» DATASET CONTENT:
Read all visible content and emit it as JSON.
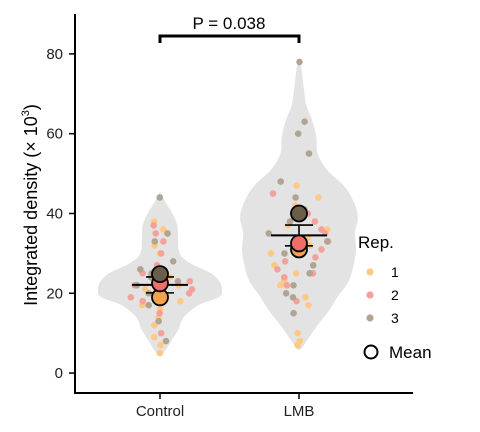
{
  "chart_data": {
    "type": "scatter",
    "subtype": "violin-superplot",
    "ylabel_text": "Integrated density (× 10",
    "ylabel_exp": "3",
    "ylabel_close": ")",
    "ylim": [
      -5,
      90
    ],
    "yticks": [
      0,
      20,
      40,
      60,
      80
    ],
    "categories": [
      "Control",
      "LMB"
    ],
    "annotation": "P = 0.038",
    "legend": {
      "title": "Rep.",
      "items": [
        {
          "label": "1",
          "color": "#ffc985"
        },
        {
          "label": "2",
          "color": "#f4a19c"
        },
        {
          "label": "3",
          "color": "#b1a592"
        }
      ],
      "mean_label": "Mean"
    },
    "violins": [
      {
        "category": "Control",
        "profile": [
          [
            5,
            0.05
          ],
          [
            8,
            0.18
          ],
          [
            11,
            0.3
          ],
          [
            14,
            0.38
          ],
          [
            17,
            0.62
          ],
          [
            19,
            0.95
          ],
          [
            21,
            1.0
          ],
          [
            23,
            0.96
          ],
          [
            25,
            0.82
          ],
          [
            27,
            0.55
          ],
          [
            29,
            0.36
          ],
          [
            31,
            0.3
          ],
          [
            34,
            0.29
          ],
          [
            37,
            0.28
          ],
          [
            40,
            0.2
          ],
          [
            43,
            0.08
          ],
          [
            45,
            0.02
          ]
        ]
      },
      {
        "category": "LMB",
        "profile": [
          [
            6,
            0.03
          ],
          [
            8,
            0.12
          ],
          [
            12,
            0.3
          ],
          [
            16,
            0.5
          ],
          [
            19,
            0.62
          ],
          [
            23,
            0.8
          ],
          [
            27,
            0.88
          ],
          [
            31,
            0.92
          ],
          [
            35,
            0.9
          ],
          [
            39,
            0.95
          ],
          [
            43,
            0.88
          ],
          [
            47,
            0.72
          ],
          [
            51,
            0.45
          ],
          [
            55,
            0.3
          ],
          [
            59,
            0.28
          ],
          [
            63,
            0.22
          ],
          [
            67,
            0.12
          ],
          [
            71,
            0.08
          ],
          [
            75,
            0.05
          ],
          [
            78,
            0.02
          ]
        ]
      }
    ],
    "points": [
      {
        "category": "Control",
        "rep": "1",
        "values": [
          5,
          7,
          9,
          12,
          14,
          16,
          17,
          18,
          19,
          20,
          21,
          22,
          24,
          26,
          30,
          32,
          36,
          38
        ]
      },
      {
        "category": "Control",
        "rep": "2",
        "values": [
          10,
          15,
          18,
          19,
          20,
          21,
          22,
          22,
          23,
          25,
          27,
          30,
          33,
          35,
          37
        ]
      },
      {
        "category": "Control",
        "rep": "3",
        "values": [
          8,
          13,
          17,
          19,
          20,
          22,
          23,
          24,
          25,
          26,
          28,
          33,
          35,
          44
        ]
      },
      {
        "category": "LMB",
        "rep": "1",
        "values": [
          7,
          8,
          10,
          17,
          19,
          22,
          23,
          25,
          27,
          30,
          31,
          32,
          34,
          36,
          37,
          39,
          41,
          42,
          44,
          47
        ]
      },
      {
        "category": "LMB",
        "rep": "2",
        "values": [
          18,
          22,
          24,
          25,
          26,
          28,
          29,
          31,
          33,
          35,
          36,
          38,
          40,
          41,
          45
        ]
      },
      {
        "category": "LMB",
        "rep": "3",
        "values": [
          15,
          19,
          20,
          22,
          25,
          27,
          30,
          33,
          35,
          38,
          41,
          44,
          48,
          55,
          60,
          63,
          78
        ]
      }
    ],
    "rep_means": [
      {
        "category": "Control",
        "rep": "1",
        "value": 19
      },
      {
        "category": "Control",
        "rep": "2",
        "value": 22.5
      },
      {
        "category": "Control",
        "rep": "3",
        "value": 24.8
      },
      {
        "category": "LMB",
        "rep": "1",
        "value": 31
      },
      {
        "category": "LMB",
        "rep": "2",
        "value": 32.5
      },
      {
        "category": "LMB",
        "rep": "3",
        "value": 40
      }
    ],
    "summary": [
      {
        "category": "Control",
        "mean": 22.1,
        "sem_low": 20.1,
        "sem_high": 24.1
      },
      {
        "category": "LMB",
        "mean": 34.5,
        "sem_low": 31.9,
        "sem_high": 37.1
      }
    ],
    "colors": {
      "violin": "#e3e3e3",
      "rep1": "#ffc985",
      "rep2": "#f4a19c",
      "rep3": "#b1a592",
      "mean1": "#f5a24c",
      "mean2": "#ef6e68",
      "mean3": "#6b5e48"
    }
  }
}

» DIRECTIONS FOR THIS TASK: Copy out every line of the material above exactly, skipping the pictures.

» OUTPUT FOR THIS TASK:
Read all visible content and emit it as JSON.
{
  "chart_data": {
    "type": "scatter",
    "subtype": "violin-superplot",
    "ylabel_text": "Integrated density (× 10",
    "ylabel_exp": "3",
    "ylabel_close": ")",
    "ylim": [
      -5,
      90
    ],
    "yticks": [
      0,
      20,
      40,
      60,
      80
    ],
    "categories": [
      "Control",
      "LMB"
    ],
    "annotation": "P = 0.038",
    "legend": {
      "title": "Rep.",
      "items": [
        {
          "label": "1",
          "color": "#ffc985"
        },
        {
          "label": "2",
          "color": "#f4a19c"
        },
        {
          "label": "3",
          "color": "#b1a592"
        }
      ],
      "mean_label": "Mean"
    },
    "violins": [
      {
        "category": "Control",
        "profile": [
          [
            5,
            0.05
          ],
          [
            8,
            0.18
          ],
          [
            11,
            0.3
          ],
          [
            14,
            0.38
          ],
          [
            17,
            0.62
          ],
          [
            19,
            0.95
          ],
          [
            21,
            1.0
          ],
          [
            23,
            0.96
          ],
          [
            25,
            0.82
          ],
          [
            27,
            0.55
          ],
          [
            29,
            0.36
          ],
          [
            31,
            0.3
          ],
          [
            34,
            0.29
          ],
          [
            37,
            0.28
          ],
          [
            40,
            0.2
          ],
          [
            43,
            0.08
          ],
          [
            45,
            0.02
          ]
        ]
      },
      {
        "category": "LMB",
        "profile": [
          [
            6,
            0.03
          ],
          [
            8,
            0.12
          ],
          [
            12,
            0.3
          ],
          [
            16,
            0.5
          ],
          [
            19,
            0.62
          ],
          [
            23,
            0.8
          ],
          [
            27,
            0.88
          ],
          [
            31,
            0.92
          ],
          [
            35,
            0.9
          ],
          [
            39,
            0.95
          ],
          [
            43,
            0.88
          ],
          [
            47,
            0.72
          ],
          [
            51,
            0.45
          ],
          [
            55,
            0.3
          ],
          [
            59,
            0.28
          ],
          [
            63,
            0.22
          ],
          [
            67,
            0.12
          ],
          [
            71,
            0.08
          ],
          [
            75,
            0.05
          ],
          [
            78,
            0.02
          ]
        ]
      }
    ],
    "points": [
      {
        "category": "Control",
        "rep": "1",
        "values": [
          5,
          7,
          9,
          12,
          14,
          16,
          17,
          18,
          19,
          20,
          21,
          22,
          24,
          26,
          30,
          32,
          36,
          38
        ]
      },
      {
        "category": "Control",
        "rep": "2",
        "values": [
          10,
          15,
          18,
          19,
          20,
          21,
          22,
          22,
          23,
          25,
          27,
          30,
          33,
          35,
          37
        ]
      },
      {
        "category": "Control",
        "rep": "3",
        "values": [
          8,
          13,
          17,
          19,
          20,
          22,
          23,
          24,
          25,
          26,
          28,
          33,
          35,
          44
        ]
      },
      {
        "category": "LMB",
        "rep": "1",
        "values": [
          7,
          8,
          10,
          17,
          19,
          22,
          23,
          25,
          27,
          30,
          31,
          32,
          34,
          36,
          37,
          39,
          41,
          42,
          44,
          47
        ]
      },
      {
        "category": "LMB",
        "rep": "2",
        "values": [
          18,
          22,
          24,
          25,
          26,
          28,
          29,
          31,
          33,
          35,
          36,
          38,
          40,
          41,
          45
        ]
      },
      {
        "category": "LMB",
        "rep": "3",
        "values": [
          15,
          19,
          20,
          22,
          25,
          27,
          30,
          33,
          35,
          38,
          41,
          44,
          48,
          55,
          60,
          63,
          78
        ]
      }
    ],
    "rep_means": [
      {
        "category": "Control",
        "rep": "1",
        "value": 19
      },
      {
        "category": "Control",
        "rep": "2",
        "value": 22.5
      },
      {
        "category": "Control",
        "rep": "3",
        "value": 24.8
      },
      {
        "category": "LMB",
        "rep": "1",
        "value": 31
      },
      {
        "category": "LMB",
        "rep": "2",
        "value": 32.5
      },
      {
        "category": "LMB",
        "rep": "3",
        "value": 40
      }
    ],
    "summary": [
      {
        "category": "Control",
        "mean": 22.1,
        "sem_low": 20.1,
        "sem_high": 24.1
      },
      {
        "category": "LMB",
        "mean": 34.5,
        "sem_low": 31.9,
        "sem_high": 37.1
      }
    ],
    "colors": {
      "violin": "#e3e3e3",
      "rep1": "#ffc985",
      "rep2": "#f4a19c",
      "rep3": "#b1a592",
      "mean1": "#f5a24c",
      "mean2": "#ef6e68",
      "mean3": "#6b5e48"
    }
  }
}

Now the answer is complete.